#### What you should do:
Copy out all lines in the data below containing the string "index".

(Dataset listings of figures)

**********

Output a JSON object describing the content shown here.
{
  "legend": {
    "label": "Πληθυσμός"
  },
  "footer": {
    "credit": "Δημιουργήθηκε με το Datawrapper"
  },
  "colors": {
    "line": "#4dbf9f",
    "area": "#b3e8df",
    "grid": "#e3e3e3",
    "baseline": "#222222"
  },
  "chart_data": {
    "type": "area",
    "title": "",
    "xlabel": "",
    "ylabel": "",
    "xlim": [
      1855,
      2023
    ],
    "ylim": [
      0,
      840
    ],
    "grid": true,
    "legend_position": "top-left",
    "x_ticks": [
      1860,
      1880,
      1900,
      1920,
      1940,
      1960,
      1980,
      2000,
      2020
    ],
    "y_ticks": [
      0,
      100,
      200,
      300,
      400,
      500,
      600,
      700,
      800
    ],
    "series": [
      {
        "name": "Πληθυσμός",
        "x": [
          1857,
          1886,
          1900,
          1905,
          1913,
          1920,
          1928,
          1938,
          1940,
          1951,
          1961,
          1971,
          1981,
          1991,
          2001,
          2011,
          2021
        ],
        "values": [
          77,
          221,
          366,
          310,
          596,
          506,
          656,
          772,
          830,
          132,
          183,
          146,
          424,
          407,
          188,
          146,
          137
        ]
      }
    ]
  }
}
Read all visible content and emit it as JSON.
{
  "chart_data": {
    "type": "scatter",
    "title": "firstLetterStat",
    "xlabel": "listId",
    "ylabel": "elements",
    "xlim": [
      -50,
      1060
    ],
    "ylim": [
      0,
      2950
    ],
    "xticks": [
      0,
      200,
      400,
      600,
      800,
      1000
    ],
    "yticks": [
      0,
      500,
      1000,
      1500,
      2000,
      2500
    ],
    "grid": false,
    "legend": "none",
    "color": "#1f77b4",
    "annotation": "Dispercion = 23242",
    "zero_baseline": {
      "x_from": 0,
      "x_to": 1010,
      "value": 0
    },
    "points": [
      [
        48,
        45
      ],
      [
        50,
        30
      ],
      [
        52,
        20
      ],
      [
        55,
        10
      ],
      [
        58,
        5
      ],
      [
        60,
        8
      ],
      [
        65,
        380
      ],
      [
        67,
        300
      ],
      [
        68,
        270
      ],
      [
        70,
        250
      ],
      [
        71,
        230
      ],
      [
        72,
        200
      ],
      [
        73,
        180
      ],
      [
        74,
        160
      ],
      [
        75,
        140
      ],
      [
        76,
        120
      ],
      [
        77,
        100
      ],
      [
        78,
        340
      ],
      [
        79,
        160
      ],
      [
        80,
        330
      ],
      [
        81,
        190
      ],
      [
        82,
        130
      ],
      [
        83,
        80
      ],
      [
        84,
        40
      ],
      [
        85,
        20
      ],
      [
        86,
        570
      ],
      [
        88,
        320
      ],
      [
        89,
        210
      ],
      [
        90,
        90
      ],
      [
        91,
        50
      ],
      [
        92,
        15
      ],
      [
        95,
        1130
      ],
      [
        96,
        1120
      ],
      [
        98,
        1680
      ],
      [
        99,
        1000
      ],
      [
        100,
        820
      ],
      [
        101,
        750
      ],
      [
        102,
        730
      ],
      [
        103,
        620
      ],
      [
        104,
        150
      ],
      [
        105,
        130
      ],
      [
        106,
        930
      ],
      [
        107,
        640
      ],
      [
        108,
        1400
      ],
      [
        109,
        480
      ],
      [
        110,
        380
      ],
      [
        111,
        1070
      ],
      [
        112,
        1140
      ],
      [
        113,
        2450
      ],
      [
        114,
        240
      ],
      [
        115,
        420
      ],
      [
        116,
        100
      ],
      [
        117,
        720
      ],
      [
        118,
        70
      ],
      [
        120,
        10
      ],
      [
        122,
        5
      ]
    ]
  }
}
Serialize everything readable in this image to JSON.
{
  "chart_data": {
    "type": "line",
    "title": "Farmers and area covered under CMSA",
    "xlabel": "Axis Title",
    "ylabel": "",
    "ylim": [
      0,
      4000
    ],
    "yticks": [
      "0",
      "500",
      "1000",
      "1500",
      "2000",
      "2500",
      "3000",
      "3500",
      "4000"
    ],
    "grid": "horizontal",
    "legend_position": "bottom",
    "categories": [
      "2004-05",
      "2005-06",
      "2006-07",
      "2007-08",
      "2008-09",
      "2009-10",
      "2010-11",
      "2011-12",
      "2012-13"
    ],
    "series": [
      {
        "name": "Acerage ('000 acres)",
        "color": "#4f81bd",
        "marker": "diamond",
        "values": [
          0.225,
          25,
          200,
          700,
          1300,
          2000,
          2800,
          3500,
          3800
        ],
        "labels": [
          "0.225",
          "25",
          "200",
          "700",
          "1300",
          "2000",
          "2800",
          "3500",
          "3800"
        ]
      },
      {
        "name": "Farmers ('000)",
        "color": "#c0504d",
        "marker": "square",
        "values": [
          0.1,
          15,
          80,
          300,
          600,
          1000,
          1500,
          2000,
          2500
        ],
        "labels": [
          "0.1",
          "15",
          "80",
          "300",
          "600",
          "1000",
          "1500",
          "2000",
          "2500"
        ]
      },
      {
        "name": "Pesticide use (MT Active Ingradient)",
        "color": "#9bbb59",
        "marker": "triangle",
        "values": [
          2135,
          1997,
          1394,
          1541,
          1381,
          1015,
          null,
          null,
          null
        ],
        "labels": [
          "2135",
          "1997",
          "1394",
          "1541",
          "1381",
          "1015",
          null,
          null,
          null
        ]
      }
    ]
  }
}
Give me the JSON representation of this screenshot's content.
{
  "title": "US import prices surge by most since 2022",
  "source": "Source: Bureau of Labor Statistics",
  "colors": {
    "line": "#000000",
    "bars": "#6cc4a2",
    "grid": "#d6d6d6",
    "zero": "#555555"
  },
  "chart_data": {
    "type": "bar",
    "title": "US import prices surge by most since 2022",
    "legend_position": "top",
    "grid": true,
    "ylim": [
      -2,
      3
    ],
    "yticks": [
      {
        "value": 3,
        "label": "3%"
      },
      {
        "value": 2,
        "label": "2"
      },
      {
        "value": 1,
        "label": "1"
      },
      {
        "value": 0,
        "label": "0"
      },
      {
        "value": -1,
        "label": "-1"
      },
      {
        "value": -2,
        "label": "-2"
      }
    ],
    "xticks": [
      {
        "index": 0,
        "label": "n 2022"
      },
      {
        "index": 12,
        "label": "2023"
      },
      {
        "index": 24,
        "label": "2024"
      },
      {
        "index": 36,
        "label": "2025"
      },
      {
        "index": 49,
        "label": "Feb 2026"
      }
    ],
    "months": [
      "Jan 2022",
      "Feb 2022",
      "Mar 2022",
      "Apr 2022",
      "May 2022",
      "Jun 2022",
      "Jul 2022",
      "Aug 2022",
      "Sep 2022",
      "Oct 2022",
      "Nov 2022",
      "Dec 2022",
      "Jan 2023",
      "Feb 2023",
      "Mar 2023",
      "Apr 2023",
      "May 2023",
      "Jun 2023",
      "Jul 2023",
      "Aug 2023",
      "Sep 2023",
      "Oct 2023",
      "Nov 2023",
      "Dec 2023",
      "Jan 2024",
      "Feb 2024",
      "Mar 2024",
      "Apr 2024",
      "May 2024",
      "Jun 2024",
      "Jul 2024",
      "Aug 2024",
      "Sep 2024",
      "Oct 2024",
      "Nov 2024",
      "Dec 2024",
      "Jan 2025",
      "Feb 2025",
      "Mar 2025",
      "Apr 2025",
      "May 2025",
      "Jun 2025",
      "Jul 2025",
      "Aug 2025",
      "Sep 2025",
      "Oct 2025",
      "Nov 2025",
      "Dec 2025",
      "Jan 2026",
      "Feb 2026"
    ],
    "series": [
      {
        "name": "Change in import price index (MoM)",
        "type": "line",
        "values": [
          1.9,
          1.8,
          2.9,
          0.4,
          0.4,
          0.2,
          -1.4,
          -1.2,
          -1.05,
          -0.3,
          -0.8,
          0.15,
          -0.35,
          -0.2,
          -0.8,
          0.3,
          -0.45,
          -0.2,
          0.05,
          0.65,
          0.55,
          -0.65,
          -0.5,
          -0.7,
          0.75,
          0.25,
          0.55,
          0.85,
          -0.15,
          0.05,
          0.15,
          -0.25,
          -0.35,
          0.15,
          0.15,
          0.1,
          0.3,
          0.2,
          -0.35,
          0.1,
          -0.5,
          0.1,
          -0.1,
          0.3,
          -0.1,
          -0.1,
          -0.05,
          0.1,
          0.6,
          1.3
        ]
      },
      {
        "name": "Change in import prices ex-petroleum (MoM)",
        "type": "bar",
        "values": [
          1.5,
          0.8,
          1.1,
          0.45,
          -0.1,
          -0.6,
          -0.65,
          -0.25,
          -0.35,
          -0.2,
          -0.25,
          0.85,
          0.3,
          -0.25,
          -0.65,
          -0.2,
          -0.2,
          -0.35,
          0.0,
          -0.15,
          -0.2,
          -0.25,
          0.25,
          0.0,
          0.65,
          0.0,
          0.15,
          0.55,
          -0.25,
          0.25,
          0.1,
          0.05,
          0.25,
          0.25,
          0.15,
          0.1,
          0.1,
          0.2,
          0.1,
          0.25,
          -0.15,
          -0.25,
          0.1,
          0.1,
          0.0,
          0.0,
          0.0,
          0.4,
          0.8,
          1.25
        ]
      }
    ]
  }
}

**********

#### Finished task:
        "index": 0,
        "index": 12,
        "index": 24,
        "index": 36,
        "index": 49,
        "name": "Change in import price index (MoM)",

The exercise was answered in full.